[TASK PROMPT]:
Your answer should be a single number: the count of lines holding the word "right".

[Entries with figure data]

— start —

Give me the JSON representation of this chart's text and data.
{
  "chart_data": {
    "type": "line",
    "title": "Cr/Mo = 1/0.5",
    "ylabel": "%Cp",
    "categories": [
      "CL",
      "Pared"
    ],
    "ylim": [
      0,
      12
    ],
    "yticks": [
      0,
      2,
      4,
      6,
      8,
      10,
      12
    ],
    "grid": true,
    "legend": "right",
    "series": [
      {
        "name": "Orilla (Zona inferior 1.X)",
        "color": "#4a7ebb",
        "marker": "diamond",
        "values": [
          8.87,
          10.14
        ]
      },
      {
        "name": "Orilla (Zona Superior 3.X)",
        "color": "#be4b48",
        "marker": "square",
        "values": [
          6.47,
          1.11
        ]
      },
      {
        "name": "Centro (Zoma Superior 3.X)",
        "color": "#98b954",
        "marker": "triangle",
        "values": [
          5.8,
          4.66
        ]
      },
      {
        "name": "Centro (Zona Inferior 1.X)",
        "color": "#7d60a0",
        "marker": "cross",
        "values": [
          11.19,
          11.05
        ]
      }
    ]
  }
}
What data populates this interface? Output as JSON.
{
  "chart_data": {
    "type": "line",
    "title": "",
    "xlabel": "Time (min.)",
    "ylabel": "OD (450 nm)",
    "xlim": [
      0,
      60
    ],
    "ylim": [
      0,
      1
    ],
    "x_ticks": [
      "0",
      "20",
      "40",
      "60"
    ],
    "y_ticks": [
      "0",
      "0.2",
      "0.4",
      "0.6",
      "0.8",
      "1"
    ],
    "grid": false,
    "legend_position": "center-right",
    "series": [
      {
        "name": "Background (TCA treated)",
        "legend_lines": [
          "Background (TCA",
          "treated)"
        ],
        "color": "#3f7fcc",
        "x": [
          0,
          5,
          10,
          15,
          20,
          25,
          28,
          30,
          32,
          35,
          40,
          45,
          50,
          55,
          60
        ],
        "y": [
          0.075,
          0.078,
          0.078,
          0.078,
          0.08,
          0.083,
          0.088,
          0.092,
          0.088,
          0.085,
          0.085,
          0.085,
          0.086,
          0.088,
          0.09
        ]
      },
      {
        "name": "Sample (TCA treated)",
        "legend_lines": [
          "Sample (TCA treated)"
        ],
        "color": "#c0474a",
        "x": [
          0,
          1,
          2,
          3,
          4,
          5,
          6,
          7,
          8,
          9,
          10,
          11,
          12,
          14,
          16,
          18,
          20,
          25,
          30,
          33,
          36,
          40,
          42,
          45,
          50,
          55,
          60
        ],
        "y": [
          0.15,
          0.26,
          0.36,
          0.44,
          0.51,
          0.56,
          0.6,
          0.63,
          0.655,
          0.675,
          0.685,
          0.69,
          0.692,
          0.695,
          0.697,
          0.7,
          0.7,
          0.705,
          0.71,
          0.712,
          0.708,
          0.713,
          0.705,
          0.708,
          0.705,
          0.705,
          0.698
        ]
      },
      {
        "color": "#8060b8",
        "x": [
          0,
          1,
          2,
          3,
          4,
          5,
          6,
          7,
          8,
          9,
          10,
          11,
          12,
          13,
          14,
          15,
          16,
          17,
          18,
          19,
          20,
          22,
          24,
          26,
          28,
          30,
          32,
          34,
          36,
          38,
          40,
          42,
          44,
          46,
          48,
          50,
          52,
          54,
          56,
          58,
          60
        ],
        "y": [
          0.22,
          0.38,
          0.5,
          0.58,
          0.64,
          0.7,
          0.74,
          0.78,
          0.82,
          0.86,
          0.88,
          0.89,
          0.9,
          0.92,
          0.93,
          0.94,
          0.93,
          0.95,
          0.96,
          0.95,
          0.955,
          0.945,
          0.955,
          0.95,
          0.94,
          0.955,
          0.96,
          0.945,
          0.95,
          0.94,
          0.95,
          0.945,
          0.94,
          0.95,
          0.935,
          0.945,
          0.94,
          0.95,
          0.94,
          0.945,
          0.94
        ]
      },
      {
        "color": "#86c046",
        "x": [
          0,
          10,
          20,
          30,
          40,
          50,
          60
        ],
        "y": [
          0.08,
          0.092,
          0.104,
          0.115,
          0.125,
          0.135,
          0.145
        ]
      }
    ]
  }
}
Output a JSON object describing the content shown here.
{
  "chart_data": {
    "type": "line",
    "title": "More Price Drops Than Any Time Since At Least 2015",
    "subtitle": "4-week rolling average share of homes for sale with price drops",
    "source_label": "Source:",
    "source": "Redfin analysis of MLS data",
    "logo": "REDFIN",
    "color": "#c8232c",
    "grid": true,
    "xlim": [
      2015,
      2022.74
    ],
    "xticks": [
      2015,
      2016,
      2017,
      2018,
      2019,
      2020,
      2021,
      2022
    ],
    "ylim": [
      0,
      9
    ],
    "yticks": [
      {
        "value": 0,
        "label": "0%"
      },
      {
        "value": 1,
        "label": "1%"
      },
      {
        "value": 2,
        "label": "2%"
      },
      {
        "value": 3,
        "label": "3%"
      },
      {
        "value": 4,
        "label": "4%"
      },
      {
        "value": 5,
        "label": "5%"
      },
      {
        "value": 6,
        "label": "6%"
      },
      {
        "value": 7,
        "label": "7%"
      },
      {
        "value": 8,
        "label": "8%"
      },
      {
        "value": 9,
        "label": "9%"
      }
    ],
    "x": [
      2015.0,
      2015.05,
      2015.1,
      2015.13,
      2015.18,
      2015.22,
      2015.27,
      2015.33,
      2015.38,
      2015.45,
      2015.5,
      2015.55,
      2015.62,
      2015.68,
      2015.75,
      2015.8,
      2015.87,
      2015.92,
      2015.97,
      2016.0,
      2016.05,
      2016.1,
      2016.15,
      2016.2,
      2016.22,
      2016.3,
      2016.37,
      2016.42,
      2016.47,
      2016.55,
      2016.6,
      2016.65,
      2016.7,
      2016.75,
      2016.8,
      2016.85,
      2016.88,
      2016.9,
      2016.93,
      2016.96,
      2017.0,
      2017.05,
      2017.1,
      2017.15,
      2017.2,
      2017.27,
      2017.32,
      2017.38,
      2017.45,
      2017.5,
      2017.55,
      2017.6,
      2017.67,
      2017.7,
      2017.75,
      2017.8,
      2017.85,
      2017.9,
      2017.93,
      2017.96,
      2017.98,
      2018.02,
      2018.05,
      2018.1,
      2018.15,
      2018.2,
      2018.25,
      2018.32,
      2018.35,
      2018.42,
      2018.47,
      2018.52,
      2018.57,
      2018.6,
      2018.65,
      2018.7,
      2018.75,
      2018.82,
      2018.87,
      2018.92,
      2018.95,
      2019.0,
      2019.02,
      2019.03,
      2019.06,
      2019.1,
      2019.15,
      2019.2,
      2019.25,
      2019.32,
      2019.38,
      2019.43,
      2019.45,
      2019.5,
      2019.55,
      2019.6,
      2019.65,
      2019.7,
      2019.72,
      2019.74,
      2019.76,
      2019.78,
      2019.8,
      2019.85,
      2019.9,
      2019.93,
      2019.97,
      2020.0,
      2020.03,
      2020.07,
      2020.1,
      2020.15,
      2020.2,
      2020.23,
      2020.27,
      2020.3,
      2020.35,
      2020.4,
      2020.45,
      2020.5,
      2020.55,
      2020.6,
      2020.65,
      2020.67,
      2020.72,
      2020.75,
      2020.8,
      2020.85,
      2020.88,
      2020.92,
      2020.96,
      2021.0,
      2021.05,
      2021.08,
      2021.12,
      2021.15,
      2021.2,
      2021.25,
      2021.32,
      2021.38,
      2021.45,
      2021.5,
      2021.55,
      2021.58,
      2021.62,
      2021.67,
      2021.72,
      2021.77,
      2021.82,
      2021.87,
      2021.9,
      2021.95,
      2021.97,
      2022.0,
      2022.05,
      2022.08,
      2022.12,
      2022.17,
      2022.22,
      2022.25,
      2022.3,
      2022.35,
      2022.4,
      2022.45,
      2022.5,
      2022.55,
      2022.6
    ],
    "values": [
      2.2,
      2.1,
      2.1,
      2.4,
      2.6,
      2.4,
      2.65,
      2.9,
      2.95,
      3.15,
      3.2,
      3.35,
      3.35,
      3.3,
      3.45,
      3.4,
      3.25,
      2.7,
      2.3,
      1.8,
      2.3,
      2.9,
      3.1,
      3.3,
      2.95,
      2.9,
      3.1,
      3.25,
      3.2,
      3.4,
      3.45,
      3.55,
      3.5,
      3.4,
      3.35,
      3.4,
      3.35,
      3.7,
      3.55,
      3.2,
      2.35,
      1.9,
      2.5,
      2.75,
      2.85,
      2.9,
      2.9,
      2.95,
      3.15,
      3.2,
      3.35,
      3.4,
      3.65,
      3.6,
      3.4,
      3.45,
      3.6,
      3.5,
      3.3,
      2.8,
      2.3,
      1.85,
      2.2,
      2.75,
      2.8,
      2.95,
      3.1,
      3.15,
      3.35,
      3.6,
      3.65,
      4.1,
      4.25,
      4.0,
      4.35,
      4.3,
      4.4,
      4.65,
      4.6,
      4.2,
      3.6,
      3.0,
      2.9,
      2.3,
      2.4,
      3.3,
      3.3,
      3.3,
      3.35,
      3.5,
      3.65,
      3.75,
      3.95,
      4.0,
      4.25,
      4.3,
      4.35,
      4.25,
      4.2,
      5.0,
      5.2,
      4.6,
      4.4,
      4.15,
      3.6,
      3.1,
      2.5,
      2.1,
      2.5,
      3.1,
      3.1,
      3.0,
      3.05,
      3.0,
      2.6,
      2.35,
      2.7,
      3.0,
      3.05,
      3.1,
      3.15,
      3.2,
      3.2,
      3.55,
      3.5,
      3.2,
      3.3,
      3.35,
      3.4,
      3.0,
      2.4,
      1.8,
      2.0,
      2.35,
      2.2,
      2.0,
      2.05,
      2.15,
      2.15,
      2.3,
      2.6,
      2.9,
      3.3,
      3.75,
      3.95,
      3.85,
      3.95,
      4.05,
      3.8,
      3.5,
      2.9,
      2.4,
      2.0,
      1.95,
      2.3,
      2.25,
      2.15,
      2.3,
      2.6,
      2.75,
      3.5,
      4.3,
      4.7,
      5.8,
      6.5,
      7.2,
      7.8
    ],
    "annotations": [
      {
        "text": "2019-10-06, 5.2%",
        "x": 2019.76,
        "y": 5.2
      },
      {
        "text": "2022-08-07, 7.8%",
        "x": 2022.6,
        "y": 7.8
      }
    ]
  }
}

— end —

[WRITTEN SOLUTION]:
2